-- start Data for this task --

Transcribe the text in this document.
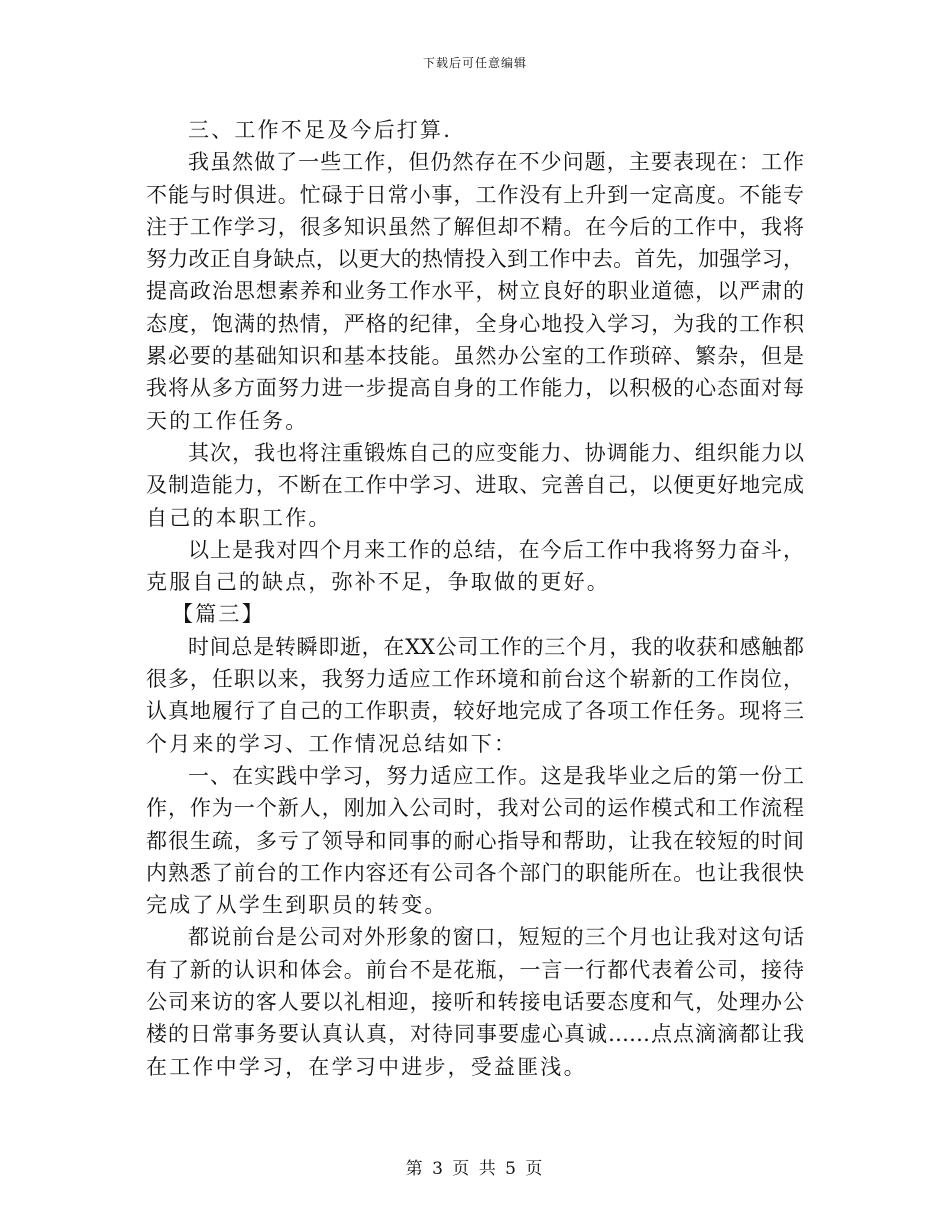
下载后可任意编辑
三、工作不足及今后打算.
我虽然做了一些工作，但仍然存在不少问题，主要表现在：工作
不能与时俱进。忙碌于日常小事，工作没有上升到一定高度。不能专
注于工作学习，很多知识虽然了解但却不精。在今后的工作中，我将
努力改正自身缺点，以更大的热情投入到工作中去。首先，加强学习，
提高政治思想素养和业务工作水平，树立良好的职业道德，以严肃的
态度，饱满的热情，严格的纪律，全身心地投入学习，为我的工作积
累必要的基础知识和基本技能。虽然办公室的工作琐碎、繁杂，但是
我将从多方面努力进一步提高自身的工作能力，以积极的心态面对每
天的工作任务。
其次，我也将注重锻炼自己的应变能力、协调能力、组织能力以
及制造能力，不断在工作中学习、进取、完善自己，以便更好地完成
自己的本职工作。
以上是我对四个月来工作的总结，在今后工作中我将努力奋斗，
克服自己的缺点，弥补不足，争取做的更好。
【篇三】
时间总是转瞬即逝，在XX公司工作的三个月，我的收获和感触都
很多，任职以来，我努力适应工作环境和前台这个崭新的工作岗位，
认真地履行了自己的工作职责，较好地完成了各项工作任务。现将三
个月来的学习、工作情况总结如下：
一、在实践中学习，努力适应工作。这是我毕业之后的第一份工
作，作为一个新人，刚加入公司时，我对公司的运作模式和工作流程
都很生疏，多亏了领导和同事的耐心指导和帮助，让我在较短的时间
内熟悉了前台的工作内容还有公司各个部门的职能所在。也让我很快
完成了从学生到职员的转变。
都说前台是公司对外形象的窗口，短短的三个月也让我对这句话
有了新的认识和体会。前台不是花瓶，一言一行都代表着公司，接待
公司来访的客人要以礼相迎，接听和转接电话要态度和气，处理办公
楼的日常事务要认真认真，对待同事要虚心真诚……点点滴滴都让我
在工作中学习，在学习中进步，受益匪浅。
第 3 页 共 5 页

-- end Data for this task --
-- start Data for this task --

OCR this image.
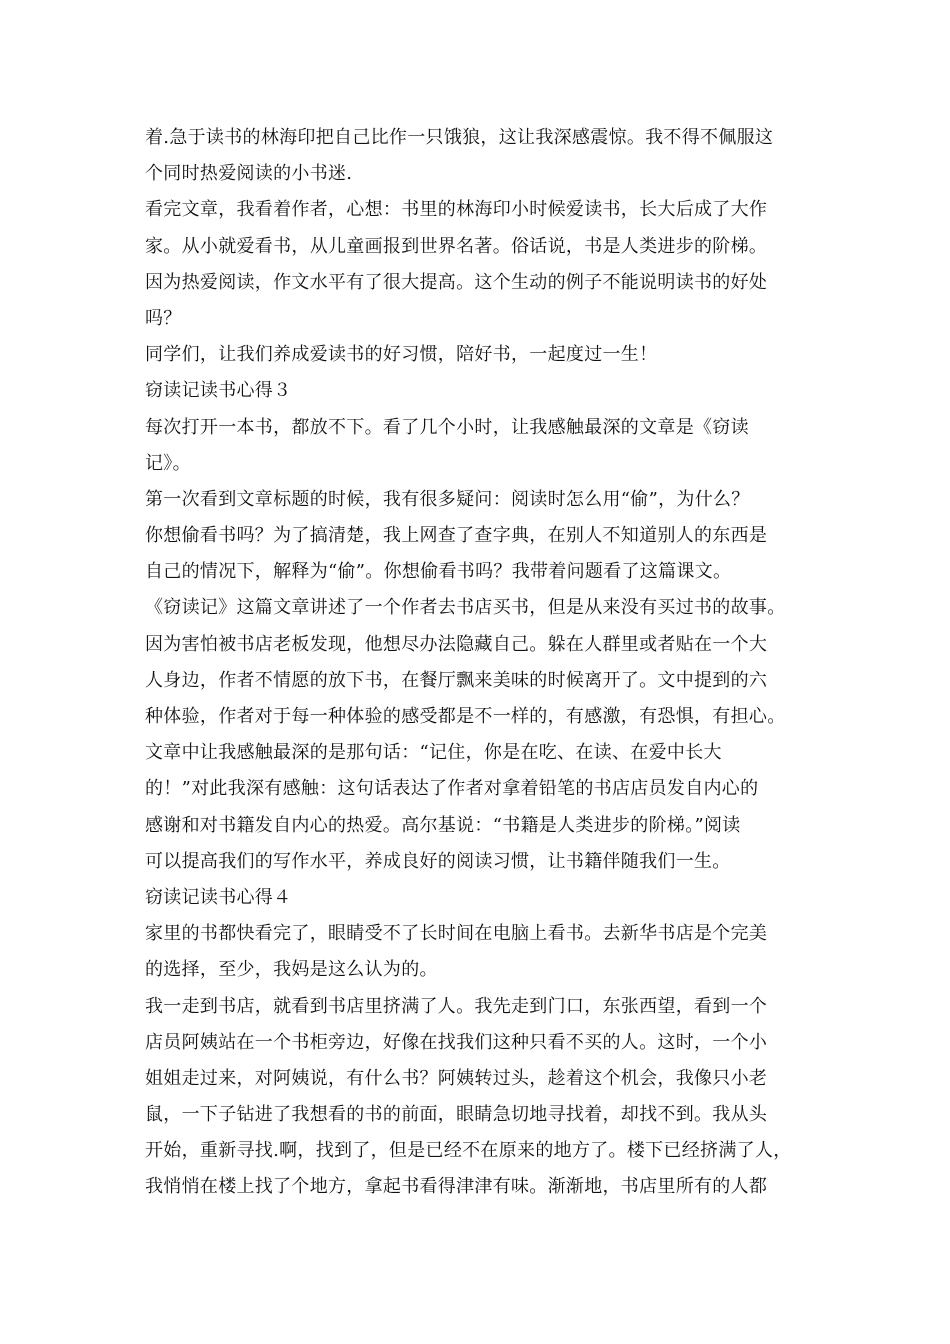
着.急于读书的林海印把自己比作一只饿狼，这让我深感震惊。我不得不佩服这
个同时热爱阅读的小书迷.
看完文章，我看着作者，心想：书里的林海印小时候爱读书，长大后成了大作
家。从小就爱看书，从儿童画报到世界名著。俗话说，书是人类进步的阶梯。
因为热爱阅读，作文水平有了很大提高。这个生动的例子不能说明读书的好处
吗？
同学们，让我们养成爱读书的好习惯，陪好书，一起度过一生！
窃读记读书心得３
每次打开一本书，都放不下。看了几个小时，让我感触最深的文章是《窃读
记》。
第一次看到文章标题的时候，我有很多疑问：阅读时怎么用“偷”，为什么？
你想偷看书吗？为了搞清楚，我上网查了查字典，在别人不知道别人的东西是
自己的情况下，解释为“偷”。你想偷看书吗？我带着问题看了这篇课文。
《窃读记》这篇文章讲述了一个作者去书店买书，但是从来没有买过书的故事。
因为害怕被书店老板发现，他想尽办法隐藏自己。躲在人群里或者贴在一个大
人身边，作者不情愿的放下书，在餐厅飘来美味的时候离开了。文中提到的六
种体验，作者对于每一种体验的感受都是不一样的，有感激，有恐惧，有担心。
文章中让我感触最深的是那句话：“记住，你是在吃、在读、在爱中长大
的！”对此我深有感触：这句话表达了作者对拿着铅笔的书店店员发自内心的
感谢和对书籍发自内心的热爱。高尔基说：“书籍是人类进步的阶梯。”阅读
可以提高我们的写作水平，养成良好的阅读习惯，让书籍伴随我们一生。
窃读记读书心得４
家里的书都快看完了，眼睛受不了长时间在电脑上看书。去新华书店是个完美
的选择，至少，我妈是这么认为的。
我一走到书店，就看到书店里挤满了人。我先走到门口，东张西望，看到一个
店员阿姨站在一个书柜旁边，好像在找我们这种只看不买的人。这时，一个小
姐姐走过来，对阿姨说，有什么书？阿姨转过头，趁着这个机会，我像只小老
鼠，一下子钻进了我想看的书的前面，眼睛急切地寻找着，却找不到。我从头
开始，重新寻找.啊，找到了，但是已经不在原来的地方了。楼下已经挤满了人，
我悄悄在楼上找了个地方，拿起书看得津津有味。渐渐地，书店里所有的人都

-- end Data for this task --
-- start Data for this task --

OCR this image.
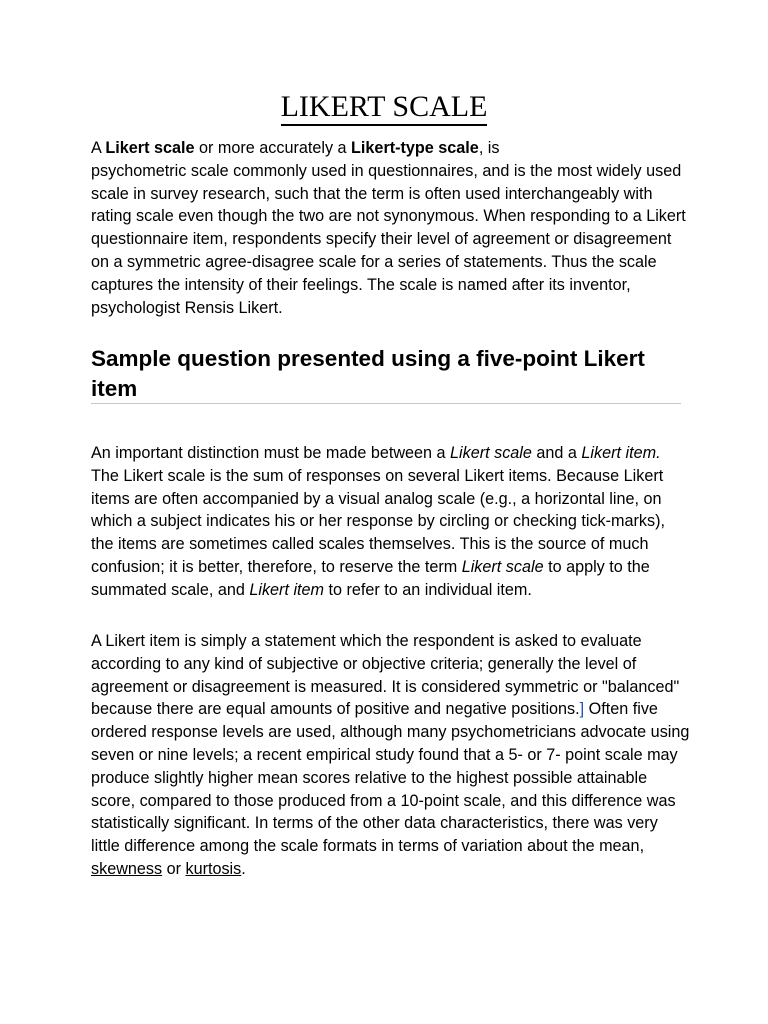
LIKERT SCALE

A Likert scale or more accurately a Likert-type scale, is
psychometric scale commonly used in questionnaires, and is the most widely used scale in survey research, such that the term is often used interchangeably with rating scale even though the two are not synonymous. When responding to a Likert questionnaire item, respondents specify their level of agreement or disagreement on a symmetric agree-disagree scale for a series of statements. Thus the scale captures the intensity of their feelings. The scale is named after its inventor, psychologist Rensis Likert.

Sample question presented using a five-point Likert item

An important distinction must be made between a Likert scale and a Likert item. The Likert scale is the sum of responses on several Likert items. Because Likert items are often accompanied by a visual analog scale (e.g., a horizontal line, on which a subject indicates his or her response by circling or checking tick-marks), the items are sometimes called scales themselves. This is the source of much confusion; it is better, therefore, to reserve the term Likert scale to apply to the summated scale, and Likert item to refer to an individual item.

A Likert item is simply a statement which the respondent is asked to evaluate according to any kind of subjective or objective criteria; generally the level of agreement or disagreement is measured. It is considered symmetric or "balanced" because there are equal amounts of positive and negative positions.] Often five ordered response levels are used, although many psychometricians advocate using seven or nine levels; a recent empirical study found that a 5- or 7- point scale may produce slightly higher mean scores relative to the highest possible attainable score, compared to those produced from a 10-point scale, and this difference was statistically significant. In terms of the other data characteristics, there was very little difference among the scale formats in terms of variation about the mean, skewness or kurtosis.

-- end Data for this task --

[Task to carry out]
Show every line of the listing in which the string "point" can be found.

[Written answer]
Sample question presented using a five-point Likert item
A Likert item is simply a statement which the respondent is asked to evaluate according to any kind of subjective or objective criteria; generally the level of agreement or disagreement is measured. It is considered symmetric or "balanced" because there are equal amounts of positive and negative positions.] Often five ordered response levels are used, although many psychometricians advocate using seven or nine levels; a recent empirical study found that a 5- or 7- point scale may produce slightly higher mean scores relative to the highest possible attainable score, compared to those produced from a 10-point scale, and this difference was statistically significant. In terms of the other data characteristics, there was very little difference among the scale formats in terms of variation about the mean, skewness or kurtosis.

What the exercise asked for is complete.